→ **GOAL OF THE EXERCISE**
All lines holding the string "WALSHE" are to be shown.

-- begin DATA SUPPLIED --

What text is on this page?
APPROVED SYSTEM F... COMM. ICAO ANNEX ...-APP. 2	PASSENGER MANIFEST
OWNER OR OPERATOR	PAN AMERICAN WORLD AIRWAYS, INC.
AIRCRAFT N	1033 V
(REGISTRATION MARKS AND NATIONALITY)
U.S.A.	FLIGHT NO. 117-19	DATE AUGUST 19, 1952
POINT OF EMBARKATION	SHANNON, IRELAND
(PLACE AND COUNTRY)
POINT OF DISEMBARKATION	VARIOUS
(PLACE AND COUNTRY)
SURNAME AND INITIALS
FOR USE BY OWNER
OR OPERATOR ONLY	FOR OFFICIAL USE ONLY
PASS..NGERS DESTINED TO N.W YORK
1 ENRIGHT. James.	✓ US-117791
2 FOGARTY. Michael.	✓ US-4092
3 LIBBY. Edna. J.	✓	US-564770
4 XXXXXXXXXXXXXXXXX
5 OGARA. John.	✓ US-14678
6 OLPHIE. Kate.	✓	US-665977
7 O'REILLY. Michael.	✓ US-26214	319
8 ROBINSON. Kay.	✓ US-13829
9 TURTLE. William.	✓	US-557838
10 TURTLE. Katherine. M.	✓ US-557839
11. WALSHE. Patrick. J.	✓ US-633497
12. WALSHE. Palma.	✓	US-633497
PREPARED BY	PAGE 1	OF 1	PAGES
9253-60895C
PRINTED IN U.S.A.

-- end DATA SUPPLIED --
-- begin DATA SUPPLIED --

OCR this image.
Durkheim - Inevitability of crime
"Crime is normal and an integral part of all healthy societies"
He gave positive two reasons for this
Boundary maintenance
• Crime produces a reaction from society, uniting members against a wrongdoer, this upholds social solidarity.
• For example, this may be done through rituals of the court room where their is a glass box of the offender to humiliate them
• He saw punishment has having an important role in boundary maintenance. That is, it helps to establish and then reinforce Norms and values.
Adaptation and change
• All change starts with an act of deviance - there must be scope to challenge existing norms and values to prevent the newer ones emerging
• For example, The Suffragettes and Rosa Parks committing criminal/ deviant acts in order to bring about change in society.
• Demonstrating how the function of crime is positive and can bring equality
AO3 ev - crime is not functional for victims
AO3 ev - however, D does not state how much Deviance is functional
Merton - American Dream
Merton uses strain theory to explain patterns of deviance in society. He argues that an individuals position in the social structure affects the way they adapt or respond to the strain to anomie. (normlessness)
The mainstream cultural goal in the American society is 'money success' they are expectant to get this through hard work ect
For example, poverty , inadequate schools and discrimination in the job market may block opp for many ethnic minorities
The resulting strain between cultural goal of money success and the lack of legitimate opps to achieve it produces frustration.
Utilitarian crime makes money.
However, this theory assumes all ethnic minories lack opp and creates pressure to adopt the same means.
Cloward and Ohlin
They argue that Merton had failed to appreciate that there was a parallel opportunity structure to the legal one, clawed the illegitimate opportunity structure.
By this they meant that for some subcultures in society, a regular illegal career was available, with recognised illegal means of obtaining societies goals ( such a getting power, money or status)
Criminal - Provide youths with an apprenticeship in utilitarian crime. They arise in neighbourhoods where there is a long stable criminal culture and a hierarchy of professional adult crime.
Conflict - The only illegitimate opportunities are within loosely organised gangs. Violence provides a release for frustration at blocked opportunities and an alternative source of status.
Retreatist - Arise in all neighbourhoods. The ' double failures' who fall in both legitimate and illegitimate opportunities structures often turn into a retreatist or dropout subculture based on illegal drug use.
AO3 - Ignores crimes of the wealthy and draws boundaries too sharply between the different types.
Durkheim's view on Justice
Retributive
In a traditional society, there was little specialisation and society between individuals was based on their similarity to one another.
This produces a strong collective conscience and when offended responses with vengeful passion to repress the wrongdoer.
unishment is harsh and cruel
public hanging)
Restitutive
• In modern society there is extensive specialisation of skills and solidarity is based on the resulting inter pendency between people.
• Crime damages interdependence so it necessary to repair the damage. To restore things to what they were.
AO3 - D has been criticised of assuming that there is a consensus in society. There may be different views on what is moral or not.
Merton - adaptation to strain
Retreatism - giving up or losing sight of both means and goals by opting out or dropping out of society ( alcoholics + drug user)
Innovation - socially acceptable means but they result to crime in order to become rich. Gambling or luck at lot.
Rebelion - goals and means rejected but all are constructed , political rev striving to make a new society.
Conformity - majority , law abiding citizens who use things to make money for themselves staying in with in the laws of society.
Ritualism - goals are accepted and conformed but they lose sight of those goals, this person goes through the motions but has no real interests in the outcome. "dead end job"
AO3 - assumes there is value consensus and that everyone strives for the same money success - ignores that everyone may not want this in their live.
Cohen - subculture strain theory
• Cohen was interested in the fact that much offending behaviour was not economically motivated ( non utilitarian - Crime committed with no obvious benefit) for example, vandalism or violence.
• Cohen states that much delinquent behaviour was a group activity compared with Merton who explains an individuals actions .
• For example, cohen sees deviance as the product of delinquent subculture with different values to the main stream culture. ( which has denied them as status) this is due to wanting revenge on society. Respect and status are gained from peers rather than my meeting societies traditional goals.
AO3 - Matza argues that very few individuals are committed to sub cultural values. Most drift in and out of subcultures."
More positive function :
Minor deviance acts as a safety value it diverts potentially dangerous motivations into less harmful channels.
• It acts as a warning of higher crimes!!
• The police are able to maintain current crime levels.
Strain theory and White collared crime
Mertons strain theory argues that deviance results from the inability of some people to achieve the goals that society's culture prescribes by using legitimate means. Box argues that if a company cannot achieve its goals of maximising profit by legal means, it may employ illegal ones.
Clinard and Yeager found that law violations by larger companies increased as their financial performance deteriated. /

-- end DATA SUPPLIED --

→ **FINISHED EXERCISE**
11. WALSHE. Patrick. J.	✓ US-633497
12. WALSHE. Palma.	✓	US-633497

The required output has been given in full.